* **Given entries**
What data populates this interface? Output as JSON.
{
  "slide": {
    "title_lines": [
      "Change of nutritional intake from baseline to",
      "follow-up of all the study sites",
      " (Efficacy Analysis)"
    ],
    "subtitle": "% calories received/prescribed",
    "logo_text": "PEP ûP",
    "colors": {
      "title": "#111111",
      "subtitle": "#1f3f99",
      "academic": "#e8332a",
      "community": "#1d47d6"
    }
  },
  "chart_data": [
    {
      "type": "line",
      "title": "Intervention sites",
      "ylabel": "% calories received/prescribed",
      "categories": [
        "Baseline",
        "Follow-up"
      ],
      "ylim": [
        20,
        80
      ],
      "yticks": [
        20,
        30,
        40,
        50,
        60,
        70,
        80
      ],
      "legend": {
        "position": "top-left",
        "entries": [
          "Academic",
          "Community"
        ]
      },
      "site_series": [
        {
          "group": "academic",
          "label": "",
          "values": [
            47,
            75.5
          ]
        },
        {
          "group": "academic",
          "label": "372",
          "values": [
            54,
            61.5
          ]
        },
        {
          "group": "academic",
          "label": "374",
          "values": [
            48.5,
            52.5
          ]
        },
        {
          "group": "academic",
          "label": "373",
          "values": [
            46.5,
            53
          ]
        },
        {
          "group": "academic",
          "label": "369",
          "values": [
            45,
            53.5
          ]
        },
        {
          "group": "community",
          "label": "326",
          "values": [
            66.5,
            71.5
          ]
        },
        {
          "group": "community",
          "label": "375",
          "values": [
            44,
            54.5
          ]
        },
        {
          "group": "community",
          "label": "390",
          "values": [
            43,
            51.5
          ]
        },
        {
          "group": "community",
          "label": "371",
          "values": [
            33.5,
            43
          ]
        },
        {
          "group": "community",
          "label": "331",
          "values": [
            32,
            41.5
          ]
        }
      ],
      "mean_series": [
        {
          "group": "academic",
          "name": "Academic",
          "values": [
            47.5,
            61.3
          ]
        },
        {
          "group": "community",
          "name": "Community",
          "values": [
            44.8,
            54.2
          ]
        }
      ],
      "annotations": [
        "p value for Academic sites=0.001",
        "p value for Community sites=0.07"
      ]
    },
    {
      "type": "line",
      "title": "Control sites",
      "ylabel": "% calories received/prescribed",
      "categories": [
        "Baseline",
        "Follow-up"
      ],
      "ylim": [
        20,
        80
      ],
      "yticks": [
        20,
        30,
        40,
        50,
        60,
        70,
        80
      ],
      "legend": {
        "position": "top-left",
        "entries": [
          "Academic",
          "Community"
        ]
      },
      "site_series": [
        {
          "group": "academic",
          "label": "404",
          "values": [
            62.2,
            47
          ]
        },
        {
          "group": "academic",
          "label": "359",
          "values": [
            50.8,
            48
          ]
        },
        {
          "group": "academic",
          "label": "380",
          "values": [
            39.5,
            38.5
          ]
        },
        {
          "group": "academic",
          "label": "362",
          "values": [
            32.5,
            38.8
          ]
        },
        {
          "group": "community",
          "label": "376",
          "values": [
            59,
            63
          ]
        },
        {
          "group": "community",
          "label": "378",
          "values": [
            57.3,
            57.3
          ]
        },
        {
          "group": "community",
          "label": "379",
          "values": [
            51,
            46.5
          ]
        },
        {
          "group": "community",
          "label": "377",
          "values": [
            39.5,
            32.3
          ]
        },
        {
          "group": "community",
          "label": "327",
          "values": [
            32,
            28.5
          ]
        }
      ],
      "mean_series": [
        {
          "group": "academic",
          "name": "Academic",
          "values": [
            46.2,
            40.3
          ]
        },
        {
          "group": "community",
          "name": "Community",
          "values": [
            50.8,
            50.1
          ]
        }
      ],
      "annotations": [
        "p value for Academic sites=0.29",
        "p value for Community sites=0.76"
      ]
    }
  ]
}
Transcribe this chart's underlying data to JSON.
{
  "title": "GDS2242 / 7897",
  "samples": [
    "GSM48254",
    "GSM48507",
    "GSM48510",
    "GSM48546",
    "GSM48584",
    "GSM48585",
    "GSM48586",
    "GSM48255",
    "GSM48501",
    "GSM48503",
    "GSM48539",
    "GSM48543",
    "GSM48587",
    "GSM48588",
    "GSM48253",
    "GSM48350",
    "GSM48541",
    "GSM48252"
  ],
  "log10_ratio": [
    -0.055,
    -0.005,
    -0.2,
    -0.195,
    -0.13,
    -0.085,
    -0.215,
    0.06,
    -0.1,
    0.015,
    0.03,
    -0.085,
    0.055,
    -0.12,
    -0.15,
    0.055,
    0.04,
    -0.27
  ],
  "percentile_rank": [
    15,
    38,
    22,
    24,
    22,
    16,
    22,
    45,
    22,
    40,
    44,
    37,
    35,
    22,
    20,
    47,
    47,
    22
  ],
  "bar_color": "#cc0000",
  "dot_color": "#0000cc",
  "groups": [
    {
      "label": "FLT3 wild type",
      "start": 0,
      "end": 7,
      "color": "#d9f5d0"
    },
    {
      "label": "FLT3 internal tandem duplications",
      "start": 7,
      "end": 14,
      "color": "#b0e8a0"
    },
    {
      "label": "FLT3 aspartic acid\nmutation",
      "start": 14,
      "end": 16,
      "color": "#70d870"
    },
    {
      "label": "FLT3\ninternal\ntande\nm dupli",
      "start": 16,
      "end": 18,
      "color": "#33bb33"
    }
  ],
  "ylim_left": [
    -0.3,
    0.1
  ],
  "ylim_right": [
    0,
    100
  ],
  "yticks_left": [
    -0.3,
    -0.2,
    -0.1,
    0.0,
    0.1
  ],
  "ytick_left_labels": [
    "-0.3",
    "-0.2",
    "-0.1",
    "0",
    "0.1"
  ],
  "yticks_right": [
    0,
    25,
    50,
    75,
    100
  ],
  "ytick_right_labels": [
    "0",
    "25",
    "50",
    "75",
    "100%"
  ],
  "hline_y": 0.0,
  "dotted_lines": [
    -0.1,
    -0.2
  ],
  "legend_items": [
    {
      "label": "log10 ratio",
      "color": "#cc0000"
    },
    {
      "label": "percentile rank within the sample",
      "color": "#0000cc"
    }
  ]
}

* **Problem statement**
Gather all the lines that include the word "JSON" and copy them out.

* **Result of the task**
What data populates this interface? Output as JSON.
Transcribe this chart's underlying data to JSON.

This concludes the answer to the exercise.